Collected data entries:
** begin **

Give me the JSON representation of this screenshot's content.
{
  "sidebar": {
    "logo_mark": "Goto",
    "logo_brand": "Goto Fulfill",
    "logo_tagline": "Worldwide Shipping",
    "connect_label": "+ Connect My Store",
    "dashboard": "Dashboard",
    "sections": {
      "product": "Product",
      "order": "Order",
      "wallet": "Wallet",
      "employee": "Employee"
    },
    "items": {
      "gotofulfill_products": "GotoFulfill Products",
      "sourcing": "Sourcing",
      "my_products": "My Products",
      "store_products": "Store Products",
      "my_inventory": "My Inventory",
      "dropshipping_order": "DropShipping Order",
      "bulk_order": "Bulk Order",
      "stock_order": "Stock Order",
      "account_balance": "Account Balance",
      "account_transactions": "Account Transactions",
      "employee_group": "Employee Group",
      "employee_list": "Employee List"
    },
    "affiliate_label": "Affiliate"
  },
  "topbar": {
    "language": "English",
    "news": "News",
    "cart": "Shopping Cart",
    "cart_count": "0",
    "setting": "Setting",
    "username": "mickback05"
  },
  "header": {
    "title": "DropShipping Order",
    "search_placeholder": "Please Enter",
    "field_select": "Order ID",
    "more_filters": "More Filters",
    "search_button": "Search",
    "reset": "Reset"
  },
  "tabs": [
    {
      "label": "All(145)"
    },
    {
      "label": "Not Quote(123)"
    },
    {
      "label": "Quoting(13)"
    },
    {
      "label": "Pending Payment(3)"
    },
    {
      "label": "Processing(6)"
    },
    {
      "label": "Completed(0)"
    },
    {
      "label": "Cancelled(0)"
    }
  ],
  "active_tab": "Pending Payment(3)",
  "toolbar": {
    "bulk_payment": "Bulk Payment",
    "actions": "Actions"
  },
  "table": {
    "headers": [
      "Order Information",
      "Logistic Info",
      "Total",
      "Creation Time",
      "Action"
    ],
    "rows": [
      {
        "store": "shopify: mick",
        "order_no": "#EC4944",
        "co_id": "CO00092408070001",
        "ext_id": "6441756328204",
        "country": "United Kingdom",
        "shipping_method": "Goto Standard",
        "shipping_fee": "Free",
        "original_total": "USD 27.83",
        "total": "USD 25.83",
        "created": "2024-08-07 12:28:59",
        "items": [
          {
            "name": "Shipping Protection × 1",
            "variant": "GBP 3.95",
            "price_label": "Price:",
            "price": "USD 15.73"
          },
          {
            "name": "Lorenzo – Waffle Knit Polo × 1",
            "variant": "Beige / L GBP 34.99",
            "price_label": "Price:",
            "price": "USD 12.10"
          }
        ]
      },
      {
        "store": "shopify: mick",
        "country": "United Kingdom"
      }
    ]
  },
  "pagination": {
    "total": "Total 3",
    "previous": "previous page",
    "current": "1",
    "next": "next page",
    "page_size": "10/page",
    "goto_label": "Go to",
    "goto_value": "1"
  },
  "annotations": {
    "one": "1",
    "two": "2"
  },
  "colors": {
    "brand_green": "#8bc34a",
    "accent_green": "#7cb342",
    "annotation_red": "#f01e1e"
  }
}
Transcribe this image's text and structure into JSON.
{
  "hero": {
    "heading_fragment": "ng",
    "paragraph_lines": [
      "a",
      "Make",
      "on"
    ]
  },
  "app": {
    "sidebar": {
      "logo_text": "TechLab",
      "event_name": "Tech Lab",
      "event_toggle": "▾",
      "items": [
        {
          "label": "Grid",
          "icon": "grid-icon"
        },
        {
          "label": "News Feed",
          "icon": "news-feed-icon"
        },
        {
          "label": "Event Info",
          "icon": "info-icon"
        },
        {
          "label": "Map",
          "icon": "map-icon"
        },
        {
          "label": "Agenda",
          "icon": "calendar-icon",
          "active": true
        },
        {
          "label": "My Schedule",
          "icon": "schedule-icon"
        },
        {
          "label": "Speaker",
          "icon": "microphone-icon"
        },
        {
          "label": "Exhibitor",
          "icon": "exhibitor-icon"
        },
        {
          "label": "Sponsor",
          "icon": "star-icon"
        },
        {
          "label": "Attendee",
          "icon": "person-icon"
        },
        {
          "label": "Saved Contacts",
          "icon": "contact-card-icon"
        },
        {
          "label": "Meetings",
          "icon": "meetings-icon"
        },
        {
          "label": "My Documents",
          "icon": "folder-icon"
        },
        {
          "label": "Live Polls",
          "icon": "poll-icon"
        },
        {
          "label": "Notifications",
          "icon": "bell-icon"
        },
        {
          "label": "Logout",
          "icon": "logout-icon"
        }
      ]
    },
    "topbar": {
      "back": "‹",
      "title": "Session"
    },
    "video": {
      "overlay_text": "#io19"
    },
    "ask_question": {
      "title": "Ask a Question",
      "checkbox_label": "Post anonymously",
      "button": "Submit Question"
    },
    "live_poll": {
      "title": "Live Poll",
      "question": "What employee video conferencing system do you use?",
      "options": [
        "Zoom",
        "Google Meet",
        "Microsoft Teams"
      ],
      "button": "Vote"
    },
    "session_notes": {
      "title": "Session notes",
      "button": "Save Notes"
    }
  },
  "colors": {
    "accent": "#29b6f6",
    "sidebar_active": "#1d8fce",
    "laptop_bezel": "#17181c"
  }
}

** end **

• YOUR OBJECTIVE: Copy all lines from the material that include "Payment".

• REPLY:
      "label": "Pending Payment(3)"
  "active_tab": "Pending Payment(3)",
    "bulk_payment": "Bulk Payment",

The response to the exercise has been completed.